### SOURCE TEXT
- - -

I ran a benchmark comparing a recursive function vs a recursive lambda function using the std::function<>
capture method. With full optimizations enabled on clang version 4.1, the lambda version ran significantly slower.
#include <iostream>
#include <functional>
#include <chrono>
uint64_t sum1(int n) {
return (n <= 1) ? 1 : n + sum1(n - 1);
}
std::function<uint64_t(int)> sum2 = [&] (int n) {
return (n <= 1) ? 1 : n + sum2(n - 1);
};
auto const ITERATIONS = 10000;
auto const DEPTH = 100000;
template <class Func, class Input>
void benchmark(Func&& func, Input&& input) {
auto t1 = std::chrono::high_resolution_clock::now();
for (auto i = 0; i != ITERATIONS; ++i) {
func(input);
}
auto t2 = std::chrono::high_resolution_clock::now();
auto duration = std::chrono::duration_cast<std::chrono::milliseconds>(t2-t1).count();
std::cout << "Duration: " << duration << std::endl;
}
int main() {
benchmark(sum1, DEPTH);
benchmark(sum2, DEPTH);
}
Produces results:
Duration: 0 // regular function
Duration: 4027 // lambda function
(Note: I also confirmed with a version that took the inputs from cin, so as to eliminate compile time evaluation)

- - -

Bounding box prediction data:
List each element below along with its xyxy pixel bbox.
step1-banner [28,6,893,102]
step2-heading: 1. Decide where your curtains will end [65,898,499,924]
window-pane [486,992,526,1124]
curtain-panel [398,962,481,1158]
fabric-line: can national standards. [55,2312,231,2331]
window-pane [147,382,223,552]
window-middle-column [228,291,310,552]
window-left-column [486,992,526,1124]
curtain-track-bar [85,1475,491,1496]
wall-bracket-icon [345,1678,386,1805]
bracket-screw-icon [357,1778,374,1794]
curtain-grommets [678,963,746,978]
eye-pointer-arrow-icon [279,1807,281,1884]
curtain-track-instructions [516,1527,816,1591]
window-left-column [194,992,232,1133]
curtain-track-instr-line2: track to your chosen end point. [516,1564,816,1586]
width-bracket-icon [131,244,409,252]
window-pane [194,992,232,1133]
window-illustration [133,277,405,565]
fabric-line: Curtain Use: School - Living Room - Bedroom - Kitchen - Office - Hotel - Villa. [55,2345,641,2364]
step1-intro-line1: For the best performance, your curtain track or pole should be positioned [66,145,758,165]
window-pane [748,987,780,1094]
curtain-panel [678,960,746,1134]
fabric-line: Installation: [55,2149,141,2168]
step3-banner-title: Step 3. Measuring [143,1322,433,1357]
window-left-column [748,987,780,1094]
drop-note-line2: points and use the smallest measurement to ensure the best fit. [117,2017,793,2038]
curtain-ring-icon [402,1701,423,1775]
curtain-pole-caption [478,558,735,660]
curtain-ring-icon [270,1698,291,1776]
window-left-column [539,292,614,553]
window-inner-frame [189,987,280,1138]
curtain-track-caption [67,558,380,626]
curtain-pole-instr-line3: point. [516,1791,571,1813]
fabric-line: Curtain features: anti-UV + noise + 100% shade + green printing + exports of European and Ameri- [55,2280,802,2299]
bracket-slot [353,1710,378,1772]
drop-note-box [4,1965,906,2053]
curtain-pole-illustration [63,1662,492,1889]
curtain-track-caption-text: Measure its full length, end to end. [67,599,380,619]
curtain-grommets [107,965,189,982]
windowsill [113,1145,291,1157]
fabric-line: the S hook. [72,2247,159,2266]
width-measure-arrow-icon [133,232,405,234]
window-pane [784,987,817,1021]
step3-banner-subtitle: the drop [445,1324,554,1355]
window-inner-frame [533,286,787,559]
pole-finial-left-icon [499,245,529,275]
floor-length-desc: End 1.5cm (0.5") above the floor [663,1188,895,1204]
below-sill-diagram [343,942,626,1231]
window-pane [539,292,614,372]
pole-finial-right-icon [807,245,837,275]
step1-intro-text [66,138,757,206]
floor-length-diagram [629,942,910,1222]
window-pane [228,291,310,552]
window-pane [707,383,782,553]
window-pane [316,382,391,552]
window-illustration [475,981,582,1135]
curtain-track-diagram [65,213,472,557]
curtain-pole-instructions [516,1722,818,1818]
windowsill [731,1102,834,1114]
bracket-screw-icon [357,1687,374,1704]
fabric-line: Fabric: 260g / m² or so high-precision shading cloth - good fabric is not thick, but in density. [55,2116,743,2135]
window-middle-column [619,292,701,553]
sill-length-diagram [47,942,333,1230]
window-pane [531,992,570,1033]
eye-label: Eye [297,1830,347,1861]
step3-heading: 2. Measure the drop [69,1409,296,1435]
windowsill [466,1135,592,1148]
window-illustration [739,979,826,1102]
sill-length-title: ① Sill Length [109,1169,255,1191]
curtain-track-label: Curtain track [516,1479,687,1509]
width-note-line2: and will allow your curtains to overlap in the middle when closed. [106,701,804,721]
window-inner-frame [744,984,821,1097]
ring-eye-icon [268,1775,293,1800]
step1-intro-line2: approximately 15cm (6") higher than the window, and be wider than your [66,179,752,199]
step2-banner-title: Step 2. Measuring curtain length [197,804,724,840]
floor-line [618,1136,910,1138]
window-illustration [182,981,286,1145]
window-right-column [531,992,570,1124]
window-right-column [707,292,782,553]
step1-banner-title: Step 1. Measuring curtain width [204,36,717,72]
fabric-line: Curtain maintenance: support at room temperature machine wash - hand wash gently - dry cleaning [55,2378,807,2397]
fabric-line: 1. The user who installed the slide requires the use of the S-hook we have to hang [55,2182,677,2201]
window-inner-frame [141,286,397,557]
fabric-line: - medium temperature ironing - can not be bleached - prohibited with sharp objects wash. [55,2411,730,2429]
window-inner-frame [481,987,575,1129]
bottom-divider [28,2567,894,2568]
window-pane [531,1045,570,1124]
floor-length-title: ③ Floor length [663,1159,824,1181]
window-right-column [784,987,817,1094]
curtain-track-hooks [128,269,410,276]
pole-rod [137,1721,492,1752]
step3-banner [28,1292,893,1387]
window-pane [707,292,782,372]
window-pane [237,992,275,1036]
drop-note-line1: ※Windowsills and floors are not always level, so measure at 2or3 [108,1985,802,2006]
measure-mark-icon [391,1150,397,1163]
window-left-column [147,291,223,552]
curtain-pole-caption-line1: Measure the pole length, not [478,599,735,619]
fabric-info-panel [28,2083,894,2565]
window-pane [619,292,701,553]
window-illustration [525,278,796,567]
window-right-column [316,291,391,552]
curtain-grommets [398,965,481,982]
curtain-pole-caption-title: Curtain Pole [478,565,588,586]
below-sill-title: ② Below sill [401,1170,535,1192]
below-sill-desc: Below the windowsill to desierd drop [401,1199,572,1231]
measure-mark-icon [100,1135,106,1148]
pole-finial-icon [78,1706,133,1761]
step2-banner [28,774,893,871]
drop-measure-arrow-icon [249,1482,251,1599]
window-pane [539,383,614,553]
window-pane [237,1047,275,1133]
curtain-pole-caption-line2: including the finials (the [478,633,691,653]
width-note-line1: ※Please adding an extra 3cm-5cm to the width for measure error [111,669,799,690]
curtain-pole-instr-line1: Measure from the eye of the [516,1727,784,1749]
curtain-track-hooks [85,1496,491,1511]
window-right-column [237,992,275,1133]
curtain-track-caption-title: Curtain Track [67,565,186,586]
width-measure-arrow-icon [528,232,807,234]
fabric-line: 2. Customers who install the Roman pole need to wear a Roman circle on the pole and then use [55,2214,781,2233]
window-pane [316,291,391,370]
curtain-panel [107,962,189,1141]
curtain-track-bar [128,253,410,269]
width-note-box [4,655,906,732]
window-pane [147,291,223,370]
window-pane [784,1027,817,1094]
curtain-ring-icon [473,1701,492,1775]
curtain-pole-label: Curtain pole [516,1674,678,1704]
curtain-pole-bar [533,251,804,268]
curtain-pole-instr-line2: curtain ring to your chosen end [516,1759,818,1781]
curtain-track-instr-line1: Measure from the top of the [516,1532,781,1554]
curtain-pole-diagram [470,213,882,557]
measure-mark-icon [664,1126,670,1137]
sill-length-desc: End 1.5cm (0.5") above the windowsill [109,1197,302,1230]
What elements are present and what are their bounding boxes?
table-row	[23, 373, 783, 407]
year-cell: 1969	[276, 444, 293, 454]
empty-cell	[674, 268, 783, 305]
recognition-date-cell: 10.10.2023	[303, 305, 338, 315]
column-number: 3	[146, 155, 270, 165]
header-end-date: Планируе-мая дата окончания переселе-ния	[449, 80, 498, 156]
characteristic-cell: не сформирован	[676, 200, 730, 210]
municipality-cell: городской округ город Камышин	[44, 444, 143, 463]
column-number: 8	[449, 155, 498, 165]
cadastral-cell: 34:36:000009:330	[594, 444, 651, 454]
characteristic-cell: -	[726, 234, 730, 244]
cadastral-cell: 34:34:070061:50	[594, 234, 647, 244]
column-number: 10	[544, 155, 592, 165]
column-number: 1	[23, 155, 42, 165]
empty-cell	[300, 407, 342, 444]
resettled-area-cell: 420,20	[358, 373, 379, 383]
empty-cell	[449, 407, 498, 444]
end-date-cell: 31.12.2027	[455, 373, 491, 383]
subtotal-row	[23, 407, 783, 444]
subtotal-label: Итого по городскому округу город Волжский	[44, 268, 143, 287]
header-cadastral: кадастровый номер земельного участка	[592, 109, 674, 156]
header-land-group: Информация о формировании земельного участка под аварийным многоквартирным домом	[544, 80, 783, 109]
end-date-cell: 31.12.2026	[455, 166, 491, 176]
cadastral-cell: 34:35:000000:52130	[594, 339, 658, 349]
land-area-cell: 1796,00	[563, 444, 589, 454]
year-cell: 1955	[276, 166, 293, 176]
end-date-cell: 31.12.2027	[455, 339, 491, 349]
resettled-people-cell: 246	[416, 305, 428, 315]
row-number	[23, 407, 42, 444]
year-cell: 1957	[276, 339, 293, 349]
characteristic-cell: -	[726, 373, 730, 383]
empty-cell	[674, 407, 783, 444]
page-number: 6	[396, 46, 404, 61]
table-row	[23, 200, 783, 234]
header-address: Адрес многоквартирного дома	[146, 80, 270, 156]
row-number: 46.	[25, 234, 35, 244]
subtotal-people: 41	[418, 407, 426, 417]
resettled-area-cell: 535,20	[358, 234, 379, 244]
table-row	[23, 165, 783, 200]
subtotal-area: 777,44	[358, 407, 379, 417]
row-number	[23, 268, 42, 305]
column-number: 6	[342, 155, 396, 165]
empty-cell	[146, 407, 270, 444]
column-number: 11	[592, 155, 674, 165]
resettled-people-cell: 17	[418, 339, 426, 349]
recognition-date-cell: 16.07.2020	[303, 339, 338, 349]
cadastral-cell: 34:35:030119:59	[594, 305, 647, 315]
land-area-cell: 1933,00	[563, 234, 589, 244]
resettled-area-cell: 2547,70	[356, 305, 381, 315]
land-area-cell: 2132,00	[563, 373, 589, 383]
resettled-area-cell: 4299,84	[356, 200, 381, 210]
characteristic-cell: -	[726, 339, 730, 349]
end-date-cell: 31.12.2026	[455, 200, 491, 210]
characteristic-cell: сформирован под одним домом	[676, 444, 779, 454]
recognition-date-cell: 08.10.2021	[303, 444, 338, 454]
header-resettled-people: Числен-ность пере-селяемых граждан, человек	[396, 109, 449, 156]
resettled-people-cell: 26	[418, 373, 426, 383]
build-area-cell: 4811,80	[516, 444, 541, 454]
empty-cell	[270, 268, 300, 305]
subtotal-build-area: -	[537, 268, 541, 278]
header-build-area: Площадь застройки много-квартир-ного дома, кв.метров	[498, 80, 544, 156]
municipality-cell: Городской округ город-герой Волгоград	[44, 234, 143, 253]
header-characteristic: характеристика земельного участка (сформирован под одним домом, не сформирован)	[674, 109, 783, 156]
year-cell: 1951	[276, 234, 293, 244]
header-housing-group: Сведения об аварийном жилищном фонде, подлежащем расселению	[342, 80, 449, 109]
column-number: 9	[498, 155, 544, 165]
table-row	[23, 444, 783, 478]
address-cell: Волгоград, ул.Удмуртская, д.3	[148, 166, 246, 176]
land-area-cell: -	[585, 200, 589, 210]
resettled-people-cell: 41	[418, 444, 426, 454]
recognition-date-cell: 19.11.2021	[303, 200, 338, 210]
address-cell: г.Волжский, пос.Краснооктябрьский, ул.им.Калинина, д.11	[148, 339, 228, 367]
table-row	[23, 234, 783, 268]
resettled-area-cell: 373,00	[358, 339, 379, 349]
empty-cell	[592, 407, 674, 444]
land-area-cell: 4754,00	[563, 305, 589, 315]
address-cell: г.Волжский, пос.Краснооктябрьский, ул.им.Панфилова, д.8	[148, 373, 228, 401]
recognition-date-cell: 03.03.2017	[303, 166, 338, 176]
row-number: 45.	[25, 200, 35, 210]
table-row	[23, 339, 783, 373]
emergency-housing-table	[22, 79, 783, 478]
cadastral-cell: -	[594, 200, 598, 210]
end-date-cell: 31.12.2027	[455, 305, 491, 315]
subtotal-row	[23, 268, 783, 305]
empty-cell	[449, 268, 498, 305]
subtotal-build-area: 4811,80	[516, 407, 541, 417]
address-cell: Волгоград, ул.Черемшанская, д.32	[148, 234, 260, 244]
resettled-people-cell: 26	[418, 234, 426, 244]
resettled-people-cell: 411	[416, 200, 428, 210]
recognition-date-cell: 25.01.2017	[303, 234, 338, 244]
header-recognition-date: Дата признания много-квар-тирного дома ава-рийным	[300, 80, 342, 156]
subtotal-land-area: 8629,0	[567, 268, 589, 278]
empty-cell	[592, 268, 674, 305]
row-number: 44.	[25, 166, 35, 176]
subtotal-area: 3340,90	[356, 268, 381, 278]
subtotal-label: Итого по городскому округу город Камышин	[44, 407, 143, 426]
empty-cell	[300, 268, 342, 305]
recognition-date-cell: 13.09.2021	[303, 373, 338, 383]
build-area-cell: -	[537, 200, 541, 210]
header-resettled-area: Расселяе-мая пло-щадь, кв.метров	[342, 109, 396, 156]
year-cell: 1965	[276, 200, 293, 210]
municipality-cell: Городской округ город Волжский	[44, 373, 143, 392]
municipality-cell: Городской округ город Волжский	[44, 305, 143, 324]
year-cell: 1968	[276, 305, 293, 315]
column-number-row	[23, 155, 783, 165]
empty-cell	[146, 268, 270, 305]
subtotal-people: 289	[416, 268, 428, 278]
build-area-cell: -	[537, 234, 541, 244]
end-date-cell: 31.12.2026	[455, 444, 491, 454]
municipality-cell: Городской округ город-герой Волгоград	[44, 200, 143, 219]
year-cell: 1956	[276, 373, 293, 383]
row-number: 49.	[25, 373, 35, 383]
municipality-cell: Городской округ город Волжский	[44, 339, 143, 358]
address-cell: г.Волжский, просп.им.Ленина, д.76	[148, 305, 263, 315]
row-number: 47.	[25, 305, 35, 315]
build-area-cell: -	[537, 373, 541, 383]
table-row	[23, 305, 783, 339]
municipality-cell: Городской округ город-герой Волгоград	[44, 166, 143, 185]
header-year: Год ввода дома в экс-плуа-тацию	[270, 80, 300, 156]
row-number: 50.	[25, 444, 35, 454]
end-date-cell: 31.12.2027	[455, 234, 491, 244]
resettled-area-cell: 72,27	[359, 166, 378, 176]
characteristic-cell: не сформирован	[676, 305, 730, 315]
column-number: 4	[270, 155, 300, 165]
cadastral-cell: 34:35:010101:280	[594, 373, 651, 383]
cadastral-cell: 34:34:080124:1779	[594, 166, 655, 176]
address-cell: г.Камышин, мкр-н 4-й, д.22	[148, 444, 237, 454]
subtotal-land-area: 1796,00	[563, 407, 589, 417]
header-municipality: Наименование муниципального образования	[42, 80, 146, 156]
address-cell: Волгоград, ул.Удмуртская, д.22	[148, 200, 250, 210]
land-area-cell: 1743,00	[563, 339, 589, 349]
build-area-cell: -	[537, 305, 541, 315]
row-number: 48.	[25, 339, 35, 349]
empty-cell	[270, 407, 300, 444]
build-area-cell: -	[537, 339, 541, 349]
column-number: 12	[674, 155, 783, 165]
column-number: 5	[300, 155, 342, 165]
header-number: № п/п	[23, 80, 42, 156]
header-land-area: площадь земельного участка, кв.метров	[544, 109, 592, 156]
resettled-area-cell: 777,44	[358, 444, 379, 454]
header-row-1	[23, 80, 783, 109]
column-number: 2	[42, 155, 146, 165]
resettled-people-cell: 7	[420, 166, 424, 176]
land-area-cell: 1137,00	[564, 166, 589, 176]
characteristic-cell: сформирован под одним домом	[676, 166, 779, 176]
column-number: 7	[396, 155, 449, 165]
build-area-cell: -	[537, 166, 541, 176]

- - -

### ABOUT THIS TASK
In the benchmark post, what compiler version was used with full optimizations enabled?

### RESPONSE
Clang version 4.1.